(Stored data)
- - - - -

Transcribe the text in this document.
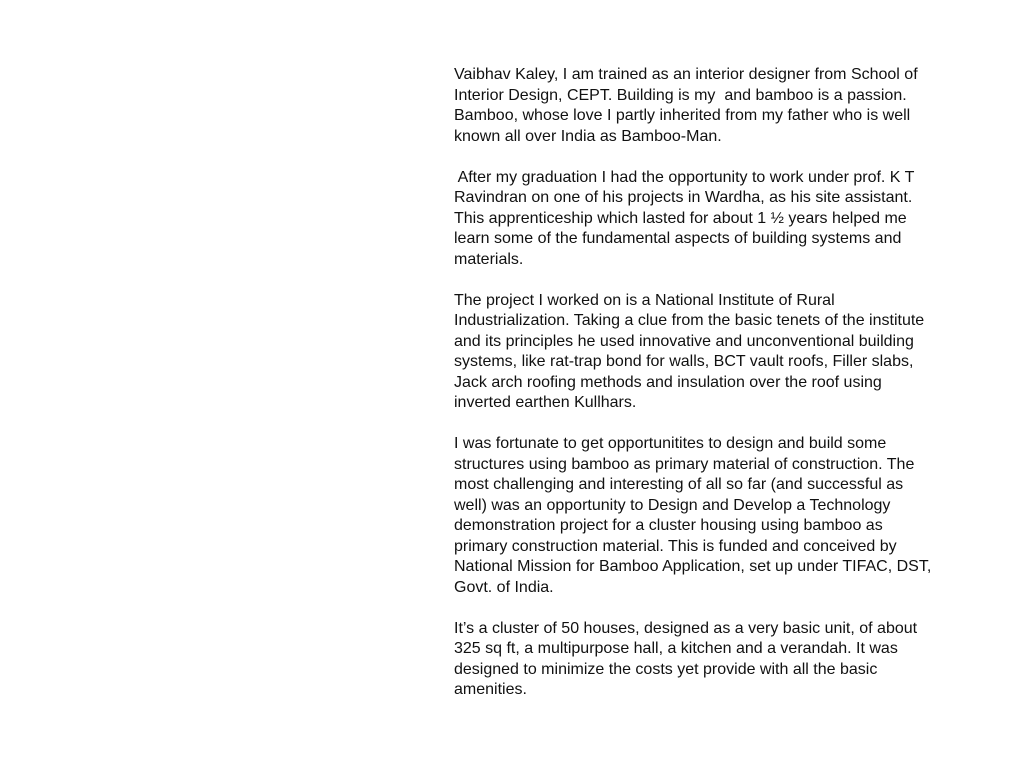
Vaibhav Kaley, I am trained as an interior designer from School of
Interior Design, CEPT. Building is my  and bamboo is a passion.
Bamboo, whose love I partly inherited from my father who is well
known all over India as Bamboo-Man.

After my graduation I had the opportunity to work under prof. K T
Ravindran on one of his projects in Wardha, as his site assistant.
This apprenticeship which lasted for about 1 ½ years helped me
learn some of the fundamental aspects of building systems and
materials.

The project I worked on is a National Institute of Rural
Industrialization. Taking a clue from the basic tenets of the institute
and its principles he used innovative and unconventional building
systems, like rat-trap bond for walls, BCT vault roofs, Filler slabs,
Jack arch roofing methods and insulation over the roof using
inverted earthen Kullhars.

I was fortunate to get opportunitites to design and build some
structures using bamboo as primary material of construction. The
most challenging and interesting of all so far (and successful as
well) was an opportunity to Design and Develop a Technology
demonstration project for a cluster housing using bamboo as
primary construction material. This is funded and conceived by
National Mission for Bamboo Application, set up under TIFAC, DST,
Govt. of India.

It’s a cluster of 50 houses, designed as a very basic unit, of about
325 sq ft, a multipurpose hall, a kitchen and a verandah. It was
designed to minimize the costs yet provide with all the basic
amenities.
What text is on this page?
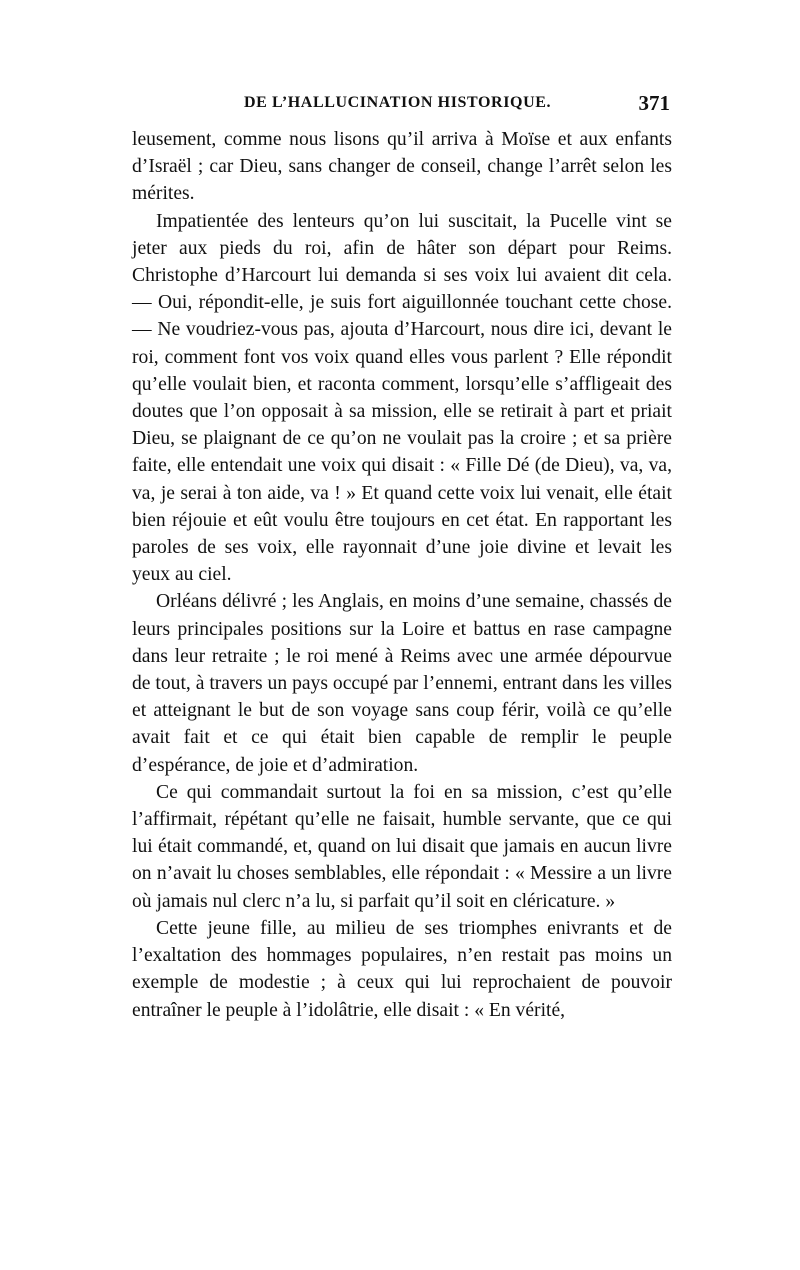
DE L’HALLUCINATION HISTORIQUE.	371

leusement, comme nous lisons qu’il arriva à Moïse et aux enfants d’Israël ; car Dieu, sans changer de conseil, change l’arrêt selon les mérites.

Impatientée des lenteurs qu’on lui suscitait, la Pucelle vint se jeter aux pieds du roi, afin de hâter son départ pour Reims. Christophe d’Harcourt lui demanda si ses voix lui avaient dit cela. — Oui, répondit-elle, je suis fort aiguillonnée touchant cette chose. — Ne voudriez-vous pas, ajouta d’Harcourt, nous dire ici, devant le roi, comment font vos voix quand elles vous parlent ? Elle répondit qu’elle voulait bien, et raconta comment, lorsqu’elle s’affligeait des doutes que l’on opposait à sa mission, elle se retirait à part et priait Dieu, se plaignant de ce qu’on ne voulait pas la croire ; et sa prière faite, elle entendait une voix qui disait : « Fille Dé (de Dieu), va, va, va, je serai à ton aide, va ! » Et quand cette voix lui venait, elle était bien réjouie et eût voulu être toujours en cet état. En rapportant les paroles de ses voix, elle rayonnait d’une joie divine et levait les yeux au ciel.

Orléans délivré ; les Anglais, en moins d’une semaine, chassés de leurs principales positions sur la Loire et battus en rase campagne dans leur retraite ; le roi mené à Reims avec une armée dépourvue de tout, à travers un pays occupé par l’ennemi, entrant dans les villes et atteignant le but de son voyage sans coup férir, voilà ce qu’elle avait fait et ce qui était bien capable de remplir le peuple d’espérance, de joie et d’admiration.

Ce qui commandait surtout la foi en sa mission, c’est qu’elle l’affirmait, répétant qu’elle ne faisait, humble servante, que ce qui lui était commandé, et, quand on lui disait que jamais en aucun livre on n’avait lu choses semblables, elle répondait : « Messire a un livre où jamais nul clerc n’a lu, si parfait qu’il soit en cléricature. »

Cette jeune fille, au milieu de ses triomphes enivrants et de l’exaltation des hommages populaires, n’en restait pas moins un exemple de modestie ; à ceux qui lui reprochaient de pouvoir entraîner le peuple à l’idolâtrie, elle disait : « En vérité,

- - - - -

The task:
Exactly reproduce the entries above, minus the pictures.

Response to this task:
Transcribe the text in this document.
Vaibhav Kaley, I am trained as an interior designer from School of
Interior Design, CEPT. Building is my  and bamboo is a passion.
Bamboo, whose love I partly inherited from my father who is well
known all over India as Bamboo-Man.

After my graduation I had the opportunity to work under prof. K T
Ravindran on one of his projects in Wardha, as his site assistant.
This apprenticeship which lasted for about 1 ½ years helped me
learn some of the fundamental aspects of building systems and
materials.

The project I worked on is a National Institute of Rural
Industrialization. Taking a clue from the basic tenets of the institute
and its principles he used innovative and unconventional building
systems, like rat-trap bond for walls, BCT vault roofs, Filler slabs,
Jack arch roofing methods and insulation over the roof using
inverted earthen Kullhars.

I was fortunate to get opportunitites to design and build some
structures using bamboo as primary material of construction. The
most challenging and interesting of all so far (and successful as
well) was an opportunity to Design and Develop a Technology
demonstration project for a cluster housing using bamboo as
primary construction material. This is funded and conceived by
National Mission for Bamboo Application, set up under TIFAC, DST,
Govt. of India.

It’s a cluster of 50 houses, designed as a very basic unit, of about
325 sq ft, a multipurpose hall, a kitchen and a verandah. It was
designed to minimize the costs yet provide with all the basic
amenities.
What text is on this page?
DE L’HALLUCINATION HISTORIQUE.	371

leusement, comme nous lisons qu’il arriva à Moïse et aux enfants d’Israël ; car Dieu, sans changer de conseil, change l’arrêt selon les mérites.

Impatientée des lenteurs qu’on lui suscitait, la Pucelle vint se jeter aux pieds du roi, afin de hâter son départ pour Reims. Christophe d’Harcourt lui demanda si ses voix lui avaient dit cela. — Oui, répondit-elle, je suis fort aiguillonnée touchant cette chose. — Ne voudriez-vous pas, ajouta d’Harcourt, nous dire ici, devant le roi, comment font vos voix quand elles vous parlent ? Elle répondit qu’elle voulait bien, et raconta comment, lorsqu’elle s’affligeait des doutes que l’on opposait à sa mission, elle se retirait à part et priait Dieu, se plaignant de ce qu’on ne voulait pas la croire ; et sa prière faite, elle entendait une voix qui disait : « Fille Dé (de Dieu), va, va, va, je serai à ton aide, va ! » Et quand cette voix lui venait, elle était bien réjouie et eût voulu être toujours en cet état. En rapportant les paroles de ses voix, elle rayonnait d’une joie divine et levait les yeux au ciel.

Orléans délivré ; les Anglais, en moins d’une semaine, chassés de leurs principales positions sur la Loire et battus en rase campagne dans leur retraite ; le roi mené à Reims avec une armée dépourvue de tout, à travers un pays occupé par l’ennemi, entrant dans les villes et atteignant le but de son voyage sans coup férir, voilà ce qu’elle avait fait et ce qui était bien capable de remplir le peuple d’espérance, de joie et d’admiration.

Ce qui commandait surtout la foi en sa mission, c’est qu’elle l’affirmait, répétant qu’elle ne faisait, humble servante, que ce qui lui était commandé, et, quand on lui disait que jamais en aucun livre on n’avait lu choses semblables, elle répondait : « Messire a un livre où jamais nul clerc n’a lu, si parfait qu’il soit en cléricature. »

Cette jeune fille, au milieu de ses triomphes enivrants et de l’exaltation des hommages populaires, n’en restait pas moins un exemple de modestie ; à ceux qui lui reprochaient de pouvoir entraîner le peuple à l’idolâtrie, elle disait : « En vérité,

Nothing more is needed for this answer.